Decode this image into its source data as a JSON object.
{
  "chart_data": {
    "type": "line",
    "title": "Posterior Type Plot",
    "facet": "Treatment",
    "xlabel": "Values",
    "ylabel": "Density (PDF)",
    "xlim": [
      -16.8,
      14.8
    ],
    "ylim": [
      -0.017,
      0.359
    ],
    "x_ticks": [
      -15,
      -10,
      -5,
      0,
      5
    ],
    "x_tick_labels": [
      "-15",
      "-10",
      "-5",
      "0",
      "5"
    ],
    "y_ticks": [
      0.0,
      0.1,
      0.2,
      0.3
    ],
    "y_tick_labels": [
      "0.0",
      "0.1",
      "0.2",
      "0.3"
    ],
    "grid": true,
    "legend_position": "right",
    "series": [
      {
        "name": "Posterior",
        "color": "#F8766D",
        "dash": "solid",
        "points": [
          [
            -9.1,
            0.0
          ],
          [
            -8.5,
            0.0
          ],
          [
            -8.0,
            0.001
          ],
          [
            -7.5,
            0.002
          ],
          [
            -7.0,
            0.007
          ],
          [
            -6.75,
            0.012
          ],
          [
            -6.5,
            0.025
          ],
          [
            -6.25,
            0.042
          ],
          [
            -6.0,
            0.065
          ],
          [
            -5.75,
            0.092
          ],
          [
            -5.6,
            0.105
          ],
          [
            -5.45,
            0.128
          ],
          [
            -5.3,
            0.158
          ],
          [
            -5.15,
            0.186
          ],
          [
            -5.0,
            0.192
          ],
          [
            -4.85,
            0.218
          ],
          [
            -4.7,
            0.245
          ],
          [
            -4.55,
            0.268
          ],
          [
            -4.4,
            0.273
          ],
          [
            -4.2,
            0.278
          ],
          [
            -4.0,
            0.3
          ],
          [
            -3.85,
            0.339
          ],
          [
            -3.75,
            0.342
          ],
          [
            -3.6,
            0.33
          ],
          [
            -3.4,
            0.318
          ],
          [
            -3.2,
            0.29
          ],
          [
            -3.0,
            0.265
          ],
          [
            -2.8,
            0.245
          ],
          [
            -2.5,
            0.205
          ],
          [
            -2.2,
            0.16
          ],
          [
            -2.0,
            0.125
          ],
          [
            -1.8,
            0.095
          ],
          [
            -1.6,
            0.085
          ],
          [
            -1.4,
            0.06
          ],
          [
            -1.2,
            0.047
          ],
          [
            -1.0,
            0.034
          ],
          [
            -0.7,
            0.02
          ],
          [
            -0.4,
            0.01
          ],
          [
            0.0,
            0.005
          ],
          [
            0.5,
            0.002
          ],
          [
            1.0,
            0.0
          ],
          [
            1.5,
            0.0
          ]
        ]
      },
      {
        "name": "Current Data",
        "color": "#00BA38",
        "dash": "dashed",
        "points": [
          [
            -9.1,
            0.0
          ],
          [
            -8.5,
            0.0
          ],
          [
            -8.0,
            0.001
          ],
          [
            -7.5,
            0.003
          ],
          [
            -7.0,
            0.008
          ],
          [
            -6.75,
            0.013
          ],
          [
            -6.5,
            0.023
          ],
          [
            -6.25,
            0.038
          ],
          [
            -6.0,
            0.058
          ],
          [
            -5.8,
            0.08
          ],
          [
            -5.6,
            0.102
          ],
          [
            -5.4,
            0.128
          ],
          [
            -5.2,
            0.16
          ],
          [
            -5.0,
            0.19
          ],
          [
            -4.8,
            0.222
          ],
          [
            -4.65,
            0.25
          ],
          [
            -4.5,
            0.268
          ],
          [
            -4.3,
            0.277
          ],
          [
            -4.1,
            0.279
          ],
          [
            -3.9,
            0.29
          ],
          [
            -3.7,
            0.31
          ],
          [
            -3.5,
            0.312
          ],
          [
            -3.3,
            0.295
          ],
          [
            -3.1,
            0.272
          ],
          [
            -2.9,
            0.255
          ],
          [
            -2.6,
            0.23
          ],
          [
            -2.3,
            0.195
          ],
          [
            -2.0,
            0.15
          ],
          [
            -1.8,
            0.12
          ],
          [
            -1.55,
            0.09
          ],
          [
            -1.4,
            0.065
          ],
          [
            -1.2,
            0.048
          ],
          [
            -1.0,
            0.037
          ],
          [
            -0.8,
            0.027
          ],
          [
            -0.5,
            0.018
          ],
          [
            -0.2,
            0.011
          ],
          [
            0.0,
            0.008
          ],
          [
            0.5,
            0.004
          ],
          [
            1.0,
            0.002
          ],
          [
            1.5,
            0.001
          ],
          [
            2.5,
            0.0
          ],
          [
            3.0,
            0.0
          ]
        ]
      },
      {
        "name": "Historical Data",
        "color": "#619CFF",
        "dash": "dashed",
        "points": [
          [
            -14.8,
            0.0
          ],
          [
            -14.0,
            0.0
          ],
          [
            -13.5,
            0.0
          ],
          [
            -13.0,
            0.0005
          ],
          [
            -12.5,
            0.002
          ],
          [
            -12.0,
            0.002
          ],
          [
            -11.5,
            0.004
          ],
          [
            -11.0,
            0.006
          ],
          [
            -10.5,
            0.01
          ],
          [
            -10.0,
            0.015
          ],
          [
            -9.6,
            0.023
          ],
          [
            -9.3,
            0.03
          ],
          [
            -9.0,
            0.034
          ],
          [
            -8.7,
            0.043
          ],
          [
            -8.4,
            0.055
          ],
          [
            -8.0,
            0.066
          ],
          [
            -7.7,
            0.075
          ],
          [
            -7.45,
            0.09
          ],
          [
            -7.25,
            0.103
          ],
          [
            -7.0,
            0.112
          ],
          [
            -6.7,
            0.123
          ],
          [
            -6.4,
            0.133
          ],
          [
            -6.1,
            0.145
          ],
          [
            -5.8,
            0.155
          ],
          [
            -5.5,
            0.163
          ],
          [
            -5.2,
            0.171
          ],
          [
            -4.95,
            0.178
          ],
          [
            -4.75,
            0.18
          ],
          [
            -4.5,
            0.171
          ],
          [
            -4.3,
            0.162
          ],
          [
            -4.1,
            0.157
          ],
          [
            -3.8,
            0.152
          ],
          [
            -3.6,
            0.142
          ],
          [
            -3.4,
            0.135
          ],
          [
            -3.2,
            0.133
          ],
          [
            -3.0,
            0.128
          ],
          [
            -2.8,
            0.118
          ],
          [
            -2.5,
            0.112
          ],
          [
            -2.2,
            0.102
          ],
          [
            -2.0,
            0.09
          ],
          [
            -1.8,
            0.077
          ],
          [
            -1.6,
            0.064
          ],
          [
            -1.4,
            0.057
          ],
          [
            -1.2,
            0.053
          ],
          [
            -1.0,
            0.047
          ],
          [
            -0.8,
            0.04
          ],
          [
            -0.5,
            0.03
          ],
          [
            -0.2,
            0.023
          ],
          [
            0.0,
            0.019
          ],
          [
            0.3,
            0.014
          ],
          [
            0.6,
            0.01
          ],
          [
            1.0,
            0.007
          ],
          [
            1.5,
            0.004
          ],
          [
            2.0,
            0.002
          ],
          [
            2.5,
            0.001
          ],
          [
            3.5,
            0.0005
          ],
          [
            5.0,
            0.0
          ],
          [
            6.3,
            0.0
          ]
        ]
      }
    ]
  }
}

——————

Restate the data above exactly, keeping each word as it stands.

Decode this image into its source data as a JSON object.
{
  "chart_data": {
    "type": "line",
    "title": "Posterior Type Plot",
    "facet": "Treatment",
    "xlabel": "Values",
    "ylabel": "Density (PDF)",
    "xlim": [
      -16.8,
      14.8
    ],
    "ylim": [
      -0.017,
      0.359
    ],
    "x_ticks": [
      -15,
      -10,
      -5,
      0,
      5
    ],
    "x_tick_labels": [
      "-15",
      "-10",
      "-5",
      "0",
      "5"
    ],
    "y_ticks": [
      0.0,
      0.1,
      0.2,
      0.3
    ],
    "y_tick_labels": [
      "0.0",
      "0.1",
      "0.2",
      "0.3"
    ],
    "grid": true,
    "legend_position": "right",
    "series": [
      {
        "name": "Posterior",
        "color": "#F8766D",
        "dash": "solid",
        "points": [
          [
            -9.1,
            0.0
          ],
          [
            -8.5,
            0.0
          ],
          [
            -8.0,
            0.001
          ],
          [
            -7.5,
            0.002
          ],
          [
            -7.0,
            0.007
          ],
          [
            -6.75,
            0.012
          ],
          [
            -6.5,
            0.025
          ],
          [
            -6.25,
            0.042
          ],
          [
            -6.0,
            0.065
          ],
          [
            -5.75,
            0.092
          ],
          [
            -5.6,
            0.105
          ],
          [
            -5.45,
            0.128
          ],
          [
            -5.3,
            0.158
          ],
          [
            -5.15,
            0.186
          ],
          [
            -5.0,
            0.192
          ],
          [
            -4.85,
            0.218
          ],
          [
            -4.7,
            0.245
          ],
          [
            -4.55,
            0.268
          ],
          [
            -4.4,
            0.273
          ],
          [
            -4.2,
            0.278
          ],
          [
            -4.0,
            0.3
          ],
          [
            -3.85,
            0.339
          ],
          [
            -3.75,
            0.342
          ],
          [
            -3.6,
            0.33
          ],
          [
            -3.4,
            0.318
          ],
          [
            -3.2,
            0.29
          ],
          [
            -3.0,
            0.265
          ],
          [
            -2.8,
            0.245
          ],
          [
            -2.5,
            0.205
          ],
          [
            -2.2,
            0.16
          ],
          [
            -2.0,
            0.125
          ],
          [
            -1.8,
            0.095
          ],
          [
            -1.6,
            0.085
          ],
          [
            -1.4,
            0.06
          ],
          [
            -1.2,
            0.047
          ],
          [
            -1.0,
            0.034
          ],
          [
            -0.7,
            0.02
          ],
          [
            -0.4,
            0.01
          ],
          [
            0.0,
            0.005
          ],
          [
            0.5,
            0.002
          ],
          [
            1.0,
            0.0
          ],
          [
            1.5,
            0.0
          ]
        ]
      },
      {
        "name": "Current Data",
        "color": "#00BA38",
        "dash": "dashed",
        "points": [
          [
            -9.1,
            0.0
          ],
          [
            -8.5,
            0.0
          ],
          [
            -8.0,
            0.001
          ],
          [
            -7.5,
            0.003
          ],
          [
            -7.0,
            0.008
          ],
          [
            -6.75,
            0.013
          ],
          [
            -6.5,
            0.023
          ],
          [
            -6.25,
            0.038
          ],
          [
            -6.0,
            0.058
          ],
          [
            -5.8,
            0.08
          ],
          [
            -5.6,
            0.102
          ],
          [
            -5.4,
            0.128
          ],
          [
            -5.2,
            0.16
          ],
          [
            -5.0,
            0.19
          ],
          [
            -4.8,
            0.222
          ],
          [
            -4.65,
            0.25
          ],
          [
            -4.5,
            0.268
          ],
          [
            -4.3,
            0.277
          ],
          [
            -4.1,
            0.279
          ],
          [
            -3.9,
            0.29
          ],
          [
            -3.7,
            0.31
          ],
          [
            -3.5,
            0.312
          ],
          [
            -3.3,
            0.295
          ],
          [
            -3.1,
            0.272
          ],
          [
            -2.9,
            0.255
          ],
          [
            -2.6,
            0.23
          ],
          [
            -2.3,
            0.195
          ],
          [
            -2.0,
            0.15
          ],
          [
            -1.8,
            0.12
          ],
          [
            -1.55,
            0.09
          ],
          [
            -1.4,
            0.065
          ],
          [
            -1.2,
            0.048
          ],
          [
            -1.0,
            0.037
          ],
          [
            -0.8,
            0.027
          ],
          [
            -0.5,
            0.018
          ],
          [
            -0.2,
            0.011
          ],
          [
            0.0,
            0.008
          ],
          [
            0.5,
            0.004
          ],
          [
            1.0,
            0.002
          ],
          [
            1.5,
            0.001
          ],
          [
            2.5,
            0.0
          ],
          [
            3.0,
            0.0
          ]
        ]
      },
      {
        "name": "Historical Data",
        "color": "#619CFF",
        "dash": "dashed",
        "points": [
          [
            -14.8,
            0.0
          ],
          [
            -14.0,
            0.0
          ],
          [
            -13.5,
            0.0
          ],
          [
            -13.0,
            0.0005
          ],
          [
            -12.5,
            0.002
          ],
          [
            -12.0,
            0.002
          ],
          [
            -11.5,
            0.004
          ],
          [
            -11.0,
            0.006
          ],
          [
            -10.5,
            0.01
          ],
          [
            -10.0,
            0.015
          ],
          [
            -9.6,
            0.023
          ],
          [
            -9.3,
            0.03
          ],
          [
            -9.0,
            0.034
          ],
          [
            -8.7,
            0.043
          ],
          [
            -8.4,
            0.055
          ],
          [
            -8.0,
            0.066
          ],
          [
            -7.7,
            0.075
          ],
          [
            -7.45,
            0.09
          ],
          [
            -7.25,
            0.103
          ],
          [
            -7.0,
            0.112
          ],
          [
            -6.7,
            0.123
          ],
          [
            -6.4,
            0.133
          ],
          [
            -6.1,
            0.145
          ],
          [
            -5.8,
            0.155
          ],
          [
            -5.5,
            0.163
          ],
          [
            -5.2,
            0.171
          ],
          [
            -4.95,
            0.178
          ],
          [
            -4.75,
            0.18
          ],
          [
            -4.5,
            0.171
          ],
          [
            -4.3,
            0.162
          ],
          [
            -4.1,
            0.157
          ],
          [
            -3.8,
            0.152
          ],
          [
            -3.6,
            0.142
          ],
          [
            -3.4,
            0.135
          ],
          [
            -3.2,
            0.133
          ],
          [
            -3.0,
            0.128
          ],
          [
            -2.8,
            0.118
          ],
          [
            -2.5,
            0.112
          ],
          [
            -2.2,
            0.102
          ],
          [
            -2.0,
            0.09
          ],
          [
            -1.8,
            0.077
          ],
          [
            -1.6,
            0.064
          ],
          [
            -1.4,
            0.057
          ],
          [
            -1.2,
            0.053
          ],
          [
            -1.0,
            0.047
          ],
          [
            -0.8,
            0.04
          ],
          [
            -0.5,
            0.03
          ],
          [
            -0.2,
            0.023
          ],
          [
            0.0,
            0.019
          ],
          [
            0.3,
            0.014
          ],
          [
            0.6,
            0.01
          ],
          [
            1.0,
            0.007
          ],
          [
            1.5,
            0.004
          ],
          [
            2.0,
            0.002
          ],
          [
            2.5,
            0.001
          ],
          [
            3.5,
            0.0005
          ],
          [
            5.0,
            0.0
          ],
          [
            6.3,
            0.0
          ]
        ]
      }
    ]
  }
}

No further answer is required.